> **Exercise prompt**: Find how many lines of the listing include the string "Number", and report only that figure.

--- start of Extracted material ---

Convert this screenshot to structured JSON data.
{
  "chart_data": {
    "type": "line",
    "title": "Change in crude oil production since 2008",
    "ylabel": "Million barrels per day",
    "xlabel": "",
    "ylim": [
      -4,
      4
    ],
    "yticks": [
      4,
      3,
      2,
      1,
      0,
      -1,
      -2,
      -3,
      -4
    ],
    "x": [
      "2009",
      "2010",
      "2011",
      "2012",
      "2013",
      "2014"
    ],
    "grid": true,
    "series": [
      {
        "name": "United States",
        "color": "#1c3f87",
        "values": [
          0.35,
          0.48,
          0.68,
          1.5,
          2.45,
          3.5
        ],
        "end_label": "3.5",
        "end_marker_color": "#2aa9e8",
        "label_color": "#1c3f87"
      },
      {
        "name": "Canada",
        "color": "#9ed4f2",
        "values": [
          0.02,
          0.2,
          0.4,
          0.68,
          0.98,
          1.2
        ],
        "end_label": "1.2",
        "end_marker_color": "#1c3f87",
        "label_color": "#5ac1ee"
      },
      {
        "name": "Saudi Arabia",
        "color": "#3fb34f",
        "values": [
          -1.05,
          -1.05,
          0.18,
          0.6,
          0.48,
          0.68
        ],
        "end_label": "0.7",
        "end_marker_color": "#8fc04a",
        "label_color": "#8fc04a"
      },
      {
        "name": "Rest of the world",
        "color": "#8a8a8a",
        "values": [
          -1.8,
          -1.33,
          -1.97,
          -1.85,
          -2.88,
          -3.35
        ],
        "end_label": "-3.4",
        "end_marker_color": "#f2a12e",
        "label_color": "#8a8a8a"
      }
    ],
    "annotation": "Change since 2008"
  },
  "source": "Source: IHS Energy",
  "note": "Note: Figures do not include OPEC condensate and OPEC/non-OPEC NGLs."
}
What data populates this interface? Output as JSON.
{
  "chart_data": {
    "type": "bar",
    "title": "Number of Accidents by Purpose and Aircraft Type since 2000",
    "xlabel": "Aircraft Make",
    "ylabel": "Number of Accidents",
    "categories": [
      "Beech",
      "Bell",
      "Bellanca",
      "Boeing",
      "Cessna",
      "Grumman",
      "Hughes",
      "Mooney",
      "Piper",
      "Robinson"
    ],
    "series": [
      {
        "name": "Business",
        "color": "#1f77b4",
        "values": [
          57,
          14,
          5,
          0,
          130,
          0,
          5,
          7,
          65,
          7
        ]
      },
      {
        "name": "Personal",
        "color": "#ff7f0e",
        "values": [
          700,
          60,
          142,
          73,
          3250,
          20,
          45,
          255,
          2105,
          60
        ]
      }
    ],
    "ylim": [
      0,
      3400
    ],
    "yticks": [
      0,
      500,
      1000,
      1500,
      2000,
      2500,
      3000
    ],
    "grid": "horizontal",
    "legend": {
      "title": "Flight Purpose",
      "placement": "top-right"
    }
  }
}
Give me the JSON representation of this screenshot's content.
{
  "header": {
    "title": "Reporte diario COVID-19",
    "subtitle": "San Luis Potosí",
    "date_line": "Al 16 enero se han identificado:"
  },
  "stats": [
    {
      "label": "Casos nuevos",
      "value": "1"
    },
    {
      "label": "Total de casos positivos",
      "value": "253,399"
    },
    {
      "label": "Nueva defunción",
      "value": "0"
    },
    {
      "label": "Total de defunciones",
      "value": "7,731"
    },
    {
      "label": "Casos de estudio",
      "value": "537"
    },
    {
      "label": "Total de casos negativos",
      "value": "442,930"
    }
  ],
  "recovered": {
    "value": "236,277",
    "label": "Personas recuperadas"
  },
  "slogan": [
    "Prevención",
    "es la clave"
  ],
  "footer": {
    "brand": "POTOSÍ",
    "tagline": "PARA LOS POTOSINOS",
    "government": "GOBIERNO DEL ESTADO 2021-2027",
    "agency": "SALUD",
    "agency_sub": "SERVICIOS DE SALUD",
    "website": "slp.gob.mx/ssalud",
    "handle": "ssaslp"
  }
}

--- end of Extracted material ---

> **Worked answer**: 2